• Task directions:
Select every line containing the word "this" from the material, and copy those lines.

Figure contents as structured data
********

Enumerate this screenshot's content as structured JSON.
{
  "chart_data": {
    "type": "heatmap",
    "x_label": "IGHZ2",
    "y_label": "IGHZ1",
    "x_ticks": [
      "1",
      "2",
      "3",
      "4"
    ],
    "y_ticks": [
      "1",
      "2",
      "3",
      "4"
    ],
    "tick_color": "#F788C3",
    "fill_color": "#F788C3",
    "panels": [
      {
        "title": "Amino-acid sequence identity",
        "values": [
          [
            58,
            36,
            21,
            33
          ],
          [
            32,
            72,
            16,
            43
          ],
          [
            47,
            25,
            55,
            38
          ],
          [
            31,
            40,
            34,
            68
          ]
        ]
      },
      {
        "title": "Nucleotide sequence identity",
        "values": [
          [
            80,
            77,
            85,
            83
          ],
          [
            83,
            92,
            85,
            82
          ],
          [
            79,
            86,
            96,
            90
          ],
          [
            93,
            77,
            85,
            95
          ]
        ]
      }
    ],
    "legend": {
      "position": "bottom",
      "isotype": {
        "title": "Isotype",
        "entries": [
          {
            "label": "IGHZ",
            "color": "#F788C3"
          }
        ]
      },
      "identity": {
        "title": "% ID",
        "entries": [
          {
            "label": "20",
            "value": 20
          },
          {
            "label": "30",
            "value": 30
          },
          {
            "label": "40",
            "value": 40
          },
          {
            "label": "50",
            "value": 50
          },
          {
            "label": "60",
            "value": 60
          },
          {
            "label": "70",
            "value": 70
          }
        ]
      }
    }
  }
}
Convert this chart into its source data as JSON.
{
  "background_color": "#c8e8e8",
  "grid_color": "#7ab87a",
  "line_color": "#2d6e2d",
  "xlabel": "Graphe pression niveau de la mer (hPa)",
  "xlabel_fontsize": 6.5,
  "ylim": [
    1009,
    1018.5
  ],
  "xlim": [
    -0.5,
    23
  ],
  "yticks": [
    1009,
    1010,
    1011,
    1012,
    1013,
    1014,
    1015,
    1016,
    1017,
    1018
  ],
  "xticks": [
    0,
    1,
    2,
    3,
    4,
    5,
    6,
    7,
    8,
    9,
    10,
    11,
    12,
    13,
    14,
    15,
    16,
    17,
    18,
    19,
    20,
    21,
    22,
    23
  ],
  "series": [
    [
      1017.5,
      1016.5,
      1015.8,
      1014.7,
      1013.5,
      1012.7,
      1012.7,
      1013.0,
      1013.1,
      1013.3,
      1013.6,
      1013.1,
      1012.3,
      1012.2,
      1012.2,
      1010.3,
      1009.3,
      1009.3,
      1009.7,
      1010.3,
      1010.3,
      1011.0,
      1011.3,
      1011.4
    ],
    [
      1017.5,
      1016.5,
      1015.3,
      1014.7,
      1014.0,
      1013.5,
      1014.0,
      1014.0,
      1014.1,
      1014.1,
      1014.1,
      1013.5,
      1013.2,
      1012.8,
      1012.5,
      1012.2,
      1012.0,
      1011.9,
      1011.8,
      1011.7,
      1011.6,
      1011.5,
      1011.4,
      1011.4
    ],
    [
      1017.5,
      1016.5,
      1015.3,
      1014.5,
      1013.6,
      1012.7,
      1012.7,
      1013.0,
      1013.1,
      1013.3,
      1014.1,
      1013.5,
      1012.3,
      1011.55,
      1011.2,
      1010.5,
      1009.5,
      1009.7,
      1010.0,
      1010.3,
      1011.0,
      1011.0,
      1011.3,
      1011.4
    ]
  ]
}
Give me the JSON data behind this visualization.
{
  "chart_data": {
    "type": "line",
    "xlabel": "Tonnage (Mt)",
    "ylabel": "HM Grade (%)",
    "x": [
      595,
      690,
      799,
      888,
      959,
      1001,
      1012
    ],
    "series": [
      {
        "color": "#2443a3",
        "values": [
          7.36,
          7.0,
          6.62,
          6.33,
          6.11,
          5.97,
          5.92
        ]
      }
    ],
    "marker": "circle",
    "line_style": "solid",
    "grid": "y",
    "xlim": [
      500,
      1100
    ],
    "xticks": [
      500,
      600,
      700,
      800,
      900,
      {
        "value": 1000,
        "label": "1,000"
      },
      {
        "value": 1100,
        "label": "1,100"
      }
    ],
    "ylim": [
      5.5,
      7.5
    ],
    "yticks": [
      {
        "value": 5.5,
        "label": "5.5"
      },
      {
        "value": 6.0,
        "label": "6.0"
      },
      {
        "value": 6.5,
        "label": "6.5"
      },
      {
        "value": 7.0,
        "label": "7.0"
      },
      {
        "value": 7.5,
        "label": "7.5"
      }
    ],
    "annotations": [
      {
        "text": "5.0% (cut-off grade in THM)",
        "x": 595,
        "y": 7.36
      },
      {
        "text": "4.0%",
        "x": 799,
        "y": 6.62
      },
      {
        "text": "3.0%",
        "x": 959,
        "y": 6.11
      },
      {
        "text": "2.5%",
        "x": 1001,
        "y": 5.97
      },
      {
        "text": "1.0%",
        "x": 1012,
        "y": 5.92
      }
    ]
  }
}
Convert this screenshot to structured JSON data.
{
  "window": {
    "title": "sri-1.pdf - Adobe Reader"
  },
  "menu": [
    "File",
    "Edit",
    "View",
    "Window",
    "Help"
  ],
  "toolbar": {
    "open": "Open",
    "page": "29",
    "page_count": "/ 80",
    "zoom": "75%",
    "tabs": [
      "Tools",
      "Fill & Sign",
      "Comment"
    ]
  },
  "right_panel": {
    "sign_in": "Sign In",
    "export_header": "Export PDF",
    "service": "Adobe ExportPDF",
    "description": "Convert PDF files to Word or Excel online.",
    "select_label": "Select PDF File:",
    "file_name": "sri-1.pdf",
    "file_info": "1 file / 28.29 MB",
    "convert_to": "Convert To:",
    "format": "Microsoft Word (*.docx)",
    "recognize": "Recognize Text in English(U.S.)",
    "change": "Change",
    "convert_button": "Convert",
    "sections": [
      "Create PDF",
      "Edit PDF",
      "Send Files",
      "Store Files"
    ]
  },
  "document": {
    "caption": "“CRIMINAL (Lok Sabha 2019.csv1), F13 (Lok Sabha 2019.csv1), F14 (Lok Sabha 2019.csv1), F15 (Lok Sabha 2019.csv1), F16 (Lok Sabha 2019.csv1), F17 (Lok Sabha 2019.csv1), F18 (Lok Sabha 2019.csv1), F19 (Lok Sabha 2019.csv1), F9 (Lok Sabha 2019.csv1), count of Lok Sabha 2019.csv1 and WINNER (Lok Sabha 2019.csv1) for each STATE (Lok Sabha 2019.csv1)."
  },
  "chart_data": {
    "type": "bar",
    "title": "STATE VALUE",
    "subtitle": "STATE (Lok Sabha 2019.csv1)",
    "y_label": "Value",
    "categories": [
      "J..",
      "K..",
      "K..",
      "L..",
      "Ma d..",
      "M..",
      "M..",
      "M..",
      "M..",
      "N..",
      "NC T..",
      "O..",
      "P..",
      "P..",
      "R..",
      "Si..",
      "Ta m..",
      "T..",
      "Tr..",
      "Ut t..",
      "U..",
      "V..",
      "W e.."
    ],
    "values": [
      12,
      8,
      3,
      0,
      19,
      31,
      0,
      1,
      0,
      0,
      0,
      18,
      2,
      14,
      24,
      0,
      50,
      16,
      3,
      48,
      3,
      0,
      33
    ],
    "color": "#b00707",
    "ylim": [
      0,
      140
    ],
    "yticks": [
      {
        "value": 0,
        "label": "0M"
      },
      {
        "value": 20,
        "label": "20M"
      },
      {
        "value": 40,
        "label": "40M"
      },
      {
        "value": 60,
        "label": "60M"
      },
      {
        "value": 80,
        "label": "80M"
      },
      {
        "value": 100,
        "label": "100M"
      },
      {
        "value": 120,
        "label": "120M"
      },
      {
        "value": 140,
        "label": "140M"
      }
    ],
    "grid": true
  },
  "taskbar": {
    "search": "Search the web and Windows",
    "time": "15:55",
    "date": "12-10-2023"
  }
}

********

• Correct result:
Enumerate this screenshot's content as structured JSON.
Convert this chart into its source data as JSON.
Give me the JSON data behind this visualization.
Convert this screenshot to structured JSON data.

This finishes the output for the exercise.